_WHAT TO WORK ON_
Copy each line of the records that holds the string "Synchronization".

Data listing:
----------

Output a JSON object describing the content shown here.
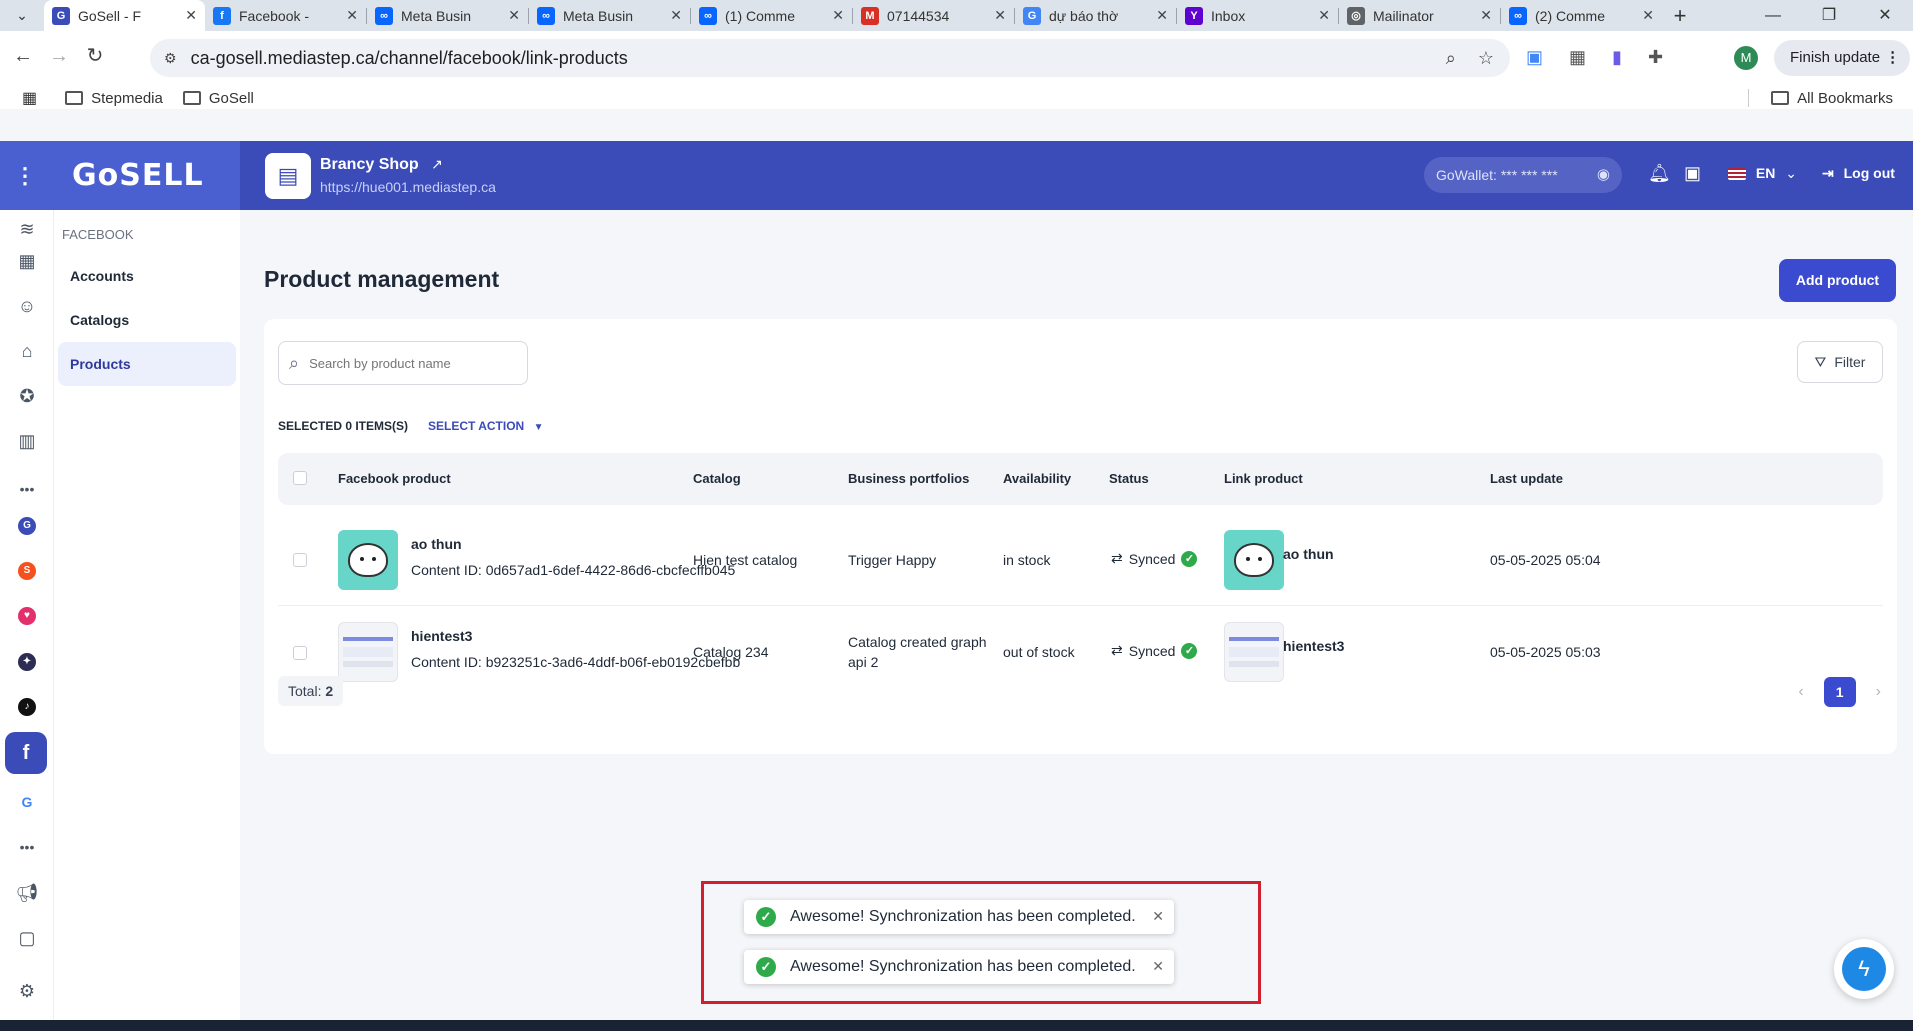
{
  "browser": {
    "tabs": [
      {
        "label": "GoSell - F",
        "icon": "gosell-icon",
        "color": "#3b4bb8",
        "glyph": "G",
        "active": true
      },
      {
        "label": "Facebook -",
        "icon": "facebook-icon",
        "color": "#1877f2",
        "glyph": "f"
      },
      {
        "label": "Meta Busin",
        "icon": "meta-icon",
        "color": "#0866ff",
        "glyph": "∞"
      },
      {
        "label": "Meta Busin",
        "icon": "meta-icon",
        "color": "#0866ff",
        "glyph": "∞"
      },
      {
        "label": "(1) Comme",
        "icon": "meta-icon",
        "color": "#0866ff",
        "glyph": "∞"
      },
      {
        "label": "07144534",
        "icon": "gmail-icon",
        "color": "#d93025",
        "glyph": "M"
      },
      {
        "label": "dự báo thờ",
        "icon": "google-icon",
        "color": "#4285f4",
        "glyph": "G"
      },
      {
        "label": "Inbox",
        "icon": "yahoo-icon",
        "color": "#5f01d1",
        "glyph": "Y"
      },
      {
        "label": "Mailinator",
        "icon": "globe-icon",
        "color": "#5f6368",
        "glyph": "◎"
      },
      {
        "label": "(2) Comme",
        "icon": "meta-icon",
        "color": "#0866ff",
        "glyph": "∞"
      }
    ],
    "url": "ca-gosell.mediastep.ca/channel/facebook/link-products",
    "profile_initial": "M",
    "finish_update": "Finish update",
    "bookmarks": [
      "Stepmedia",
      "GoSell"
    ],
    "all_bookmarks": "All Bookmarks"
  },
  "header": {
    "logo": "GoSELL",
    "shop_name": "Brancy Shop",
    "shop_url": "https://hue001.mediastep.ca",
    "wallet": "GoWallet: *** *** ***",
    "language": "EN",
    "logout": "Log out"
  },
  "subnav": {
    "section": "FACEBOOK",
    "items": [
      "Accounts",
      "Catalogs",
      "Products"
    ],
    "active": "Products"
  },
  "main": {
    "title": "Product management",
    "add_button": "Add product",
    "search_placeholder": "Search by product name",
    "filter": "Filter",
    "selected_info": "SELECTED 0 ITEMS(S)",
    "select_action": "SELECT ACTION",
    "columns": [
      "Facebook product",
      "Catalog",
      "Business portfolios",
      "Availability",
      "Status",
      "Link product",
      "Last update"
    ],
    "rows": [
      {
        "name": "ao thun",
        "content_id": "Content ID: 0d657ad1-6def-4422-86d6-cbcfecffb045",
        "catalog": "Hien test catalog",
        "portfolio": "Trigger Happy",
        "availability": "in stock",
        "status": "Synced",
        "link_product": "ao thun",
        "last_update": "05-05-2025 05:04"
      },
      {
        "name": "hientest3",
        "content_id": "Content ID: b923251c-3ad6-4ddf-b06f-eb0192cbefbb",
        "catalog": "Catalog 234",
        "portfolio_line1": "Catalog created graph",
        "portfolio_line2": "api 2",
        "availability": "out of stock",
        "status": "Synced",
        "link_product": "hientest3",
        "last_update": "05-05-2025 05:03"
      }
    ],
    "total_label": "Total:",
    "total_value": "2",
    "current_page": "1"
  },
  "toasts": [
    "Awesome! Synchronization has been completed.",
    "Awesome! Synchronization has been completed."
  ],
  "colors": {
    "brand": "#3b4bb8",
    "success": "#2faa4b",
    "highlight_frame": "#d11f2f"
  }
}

----------

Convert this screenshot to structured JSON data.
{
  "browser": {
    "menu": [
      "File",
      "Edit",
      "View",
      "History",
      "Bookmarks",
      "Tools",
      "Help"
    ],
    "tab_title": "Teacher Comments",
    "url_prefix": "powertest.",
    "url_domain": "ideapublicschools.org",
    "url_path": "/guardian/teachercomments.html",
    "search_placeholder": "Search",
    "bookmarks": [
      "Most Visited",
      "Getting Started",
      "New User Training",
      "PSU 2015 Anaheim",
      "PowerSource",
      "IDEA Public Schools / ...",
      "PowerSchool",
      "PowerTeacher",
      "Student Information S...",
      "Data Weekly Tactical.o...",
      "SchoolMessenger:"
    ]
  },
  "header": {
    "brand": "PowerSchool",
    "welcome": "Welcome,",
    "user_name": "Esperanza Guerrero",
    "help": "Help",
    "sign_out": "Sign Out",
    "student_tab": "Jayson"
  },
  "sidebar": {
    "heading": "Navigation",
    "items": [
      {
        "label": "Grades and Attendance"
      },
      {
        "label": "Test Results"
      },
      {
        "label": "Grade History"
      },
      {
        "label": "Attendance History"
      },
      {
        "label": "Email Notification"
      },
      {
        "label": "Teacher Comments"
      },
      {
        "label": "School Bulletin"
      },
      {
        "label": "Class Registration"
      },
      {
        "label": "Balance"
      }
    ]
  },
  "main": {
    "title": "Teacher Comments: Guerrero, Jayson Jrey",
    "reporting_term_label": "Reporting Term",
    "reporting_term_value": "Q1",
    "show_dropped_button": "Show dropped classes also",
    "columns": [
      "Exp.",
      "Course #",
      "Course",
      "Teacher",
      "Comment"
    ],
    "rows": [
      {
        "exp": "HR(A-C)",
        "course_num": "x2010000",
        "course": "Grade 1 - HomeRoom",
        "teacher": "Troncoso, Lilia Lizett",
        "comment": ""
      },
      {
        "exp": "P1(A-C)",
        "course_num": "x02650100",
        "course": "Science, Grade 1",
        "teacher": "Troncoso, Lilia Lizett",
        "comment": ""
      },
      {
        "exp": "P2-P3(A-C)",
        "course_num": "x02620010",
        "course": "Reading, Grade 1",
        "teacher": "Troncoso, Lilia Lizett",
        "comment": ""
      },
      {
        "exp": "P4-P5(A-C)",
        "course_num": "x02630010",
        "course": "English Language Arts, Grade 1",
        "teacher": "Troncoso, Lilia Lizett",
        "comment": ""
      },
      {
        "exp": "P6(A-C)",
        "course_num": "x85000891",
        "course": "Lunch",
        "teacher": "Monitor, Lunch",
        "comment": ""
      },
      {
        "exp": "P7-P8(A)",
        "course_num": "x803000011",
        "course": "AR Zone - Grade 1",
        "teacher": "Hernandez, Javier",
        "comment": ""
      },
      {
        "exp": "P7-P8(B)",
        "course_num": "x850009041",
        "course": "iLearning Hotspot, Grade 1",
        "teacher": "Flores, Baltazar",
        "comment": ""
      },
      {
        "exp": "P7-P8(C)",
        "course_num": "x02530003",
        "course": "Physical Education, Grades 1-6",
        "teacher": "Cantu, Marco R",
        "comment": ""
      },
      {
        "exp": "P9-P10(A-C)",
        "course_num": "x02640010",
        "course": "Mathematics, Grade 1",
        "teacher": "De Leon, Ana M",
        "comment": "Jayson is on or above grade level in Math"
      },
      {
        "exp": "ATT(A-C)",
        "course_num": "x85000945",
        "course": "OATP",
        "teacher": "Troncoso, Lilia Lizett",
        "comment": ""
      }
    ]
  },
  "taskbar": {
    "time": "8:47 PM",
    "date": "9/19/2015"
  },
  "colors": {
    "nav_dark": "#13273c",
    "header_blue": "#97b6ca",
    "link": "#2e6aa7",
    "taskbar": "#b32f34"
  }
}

----------

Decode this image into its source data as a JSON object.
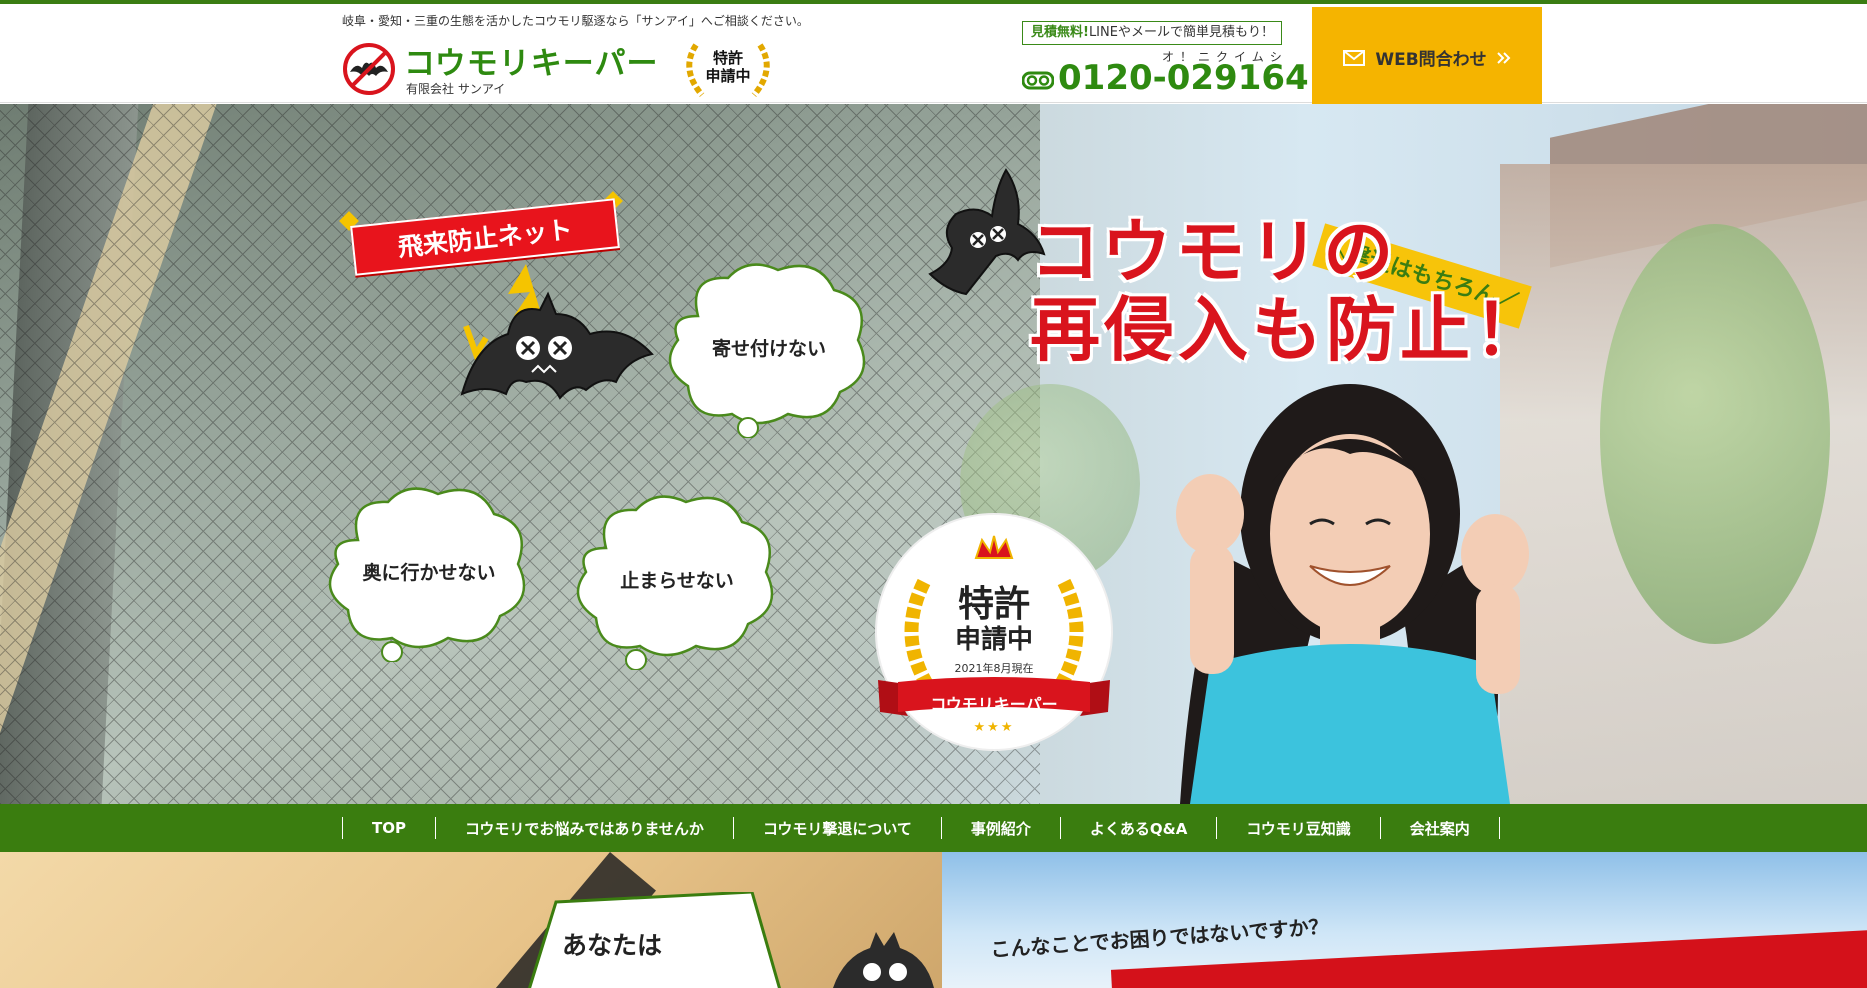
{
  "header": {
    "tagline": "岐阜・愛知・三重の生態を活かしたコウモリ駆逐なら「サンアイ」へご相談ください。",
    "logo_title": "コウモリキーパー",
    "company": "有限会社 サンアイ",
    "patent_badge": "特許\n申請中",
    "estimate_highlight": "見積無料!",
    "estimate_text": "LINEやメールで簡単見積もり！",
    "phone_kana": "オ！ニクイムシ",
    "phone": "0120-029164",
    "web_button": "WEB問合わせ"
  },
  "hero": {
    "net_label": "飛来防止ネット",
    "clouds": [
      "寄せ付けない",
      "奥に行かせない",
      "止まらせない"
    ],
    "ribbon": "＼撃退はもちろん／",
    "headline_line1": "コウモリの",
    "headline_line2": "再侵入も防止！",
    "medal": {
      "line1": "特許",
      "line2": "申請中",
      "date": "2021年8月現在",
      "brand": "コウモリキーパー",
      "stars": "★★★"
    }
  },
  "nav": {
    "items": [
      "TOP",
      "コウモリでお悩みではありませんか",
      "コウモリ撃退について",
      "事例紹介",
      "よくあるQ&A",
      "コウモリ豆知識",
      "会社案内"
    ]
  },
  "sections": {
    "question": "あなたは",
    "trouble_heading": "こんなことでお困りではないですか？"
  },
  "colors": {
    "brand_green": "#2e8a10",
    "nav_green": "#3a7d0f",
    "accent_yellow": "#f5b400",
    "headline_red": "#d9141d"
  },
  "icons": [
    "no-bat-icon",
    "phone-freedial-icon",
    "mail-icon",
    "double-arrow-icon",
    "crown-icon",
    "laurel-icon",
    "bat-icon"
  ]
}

----------

_SOLUTION BELOW_
    "Awesome! Synchronization has been completed.",
    "Awesome! Synchronization has been completed."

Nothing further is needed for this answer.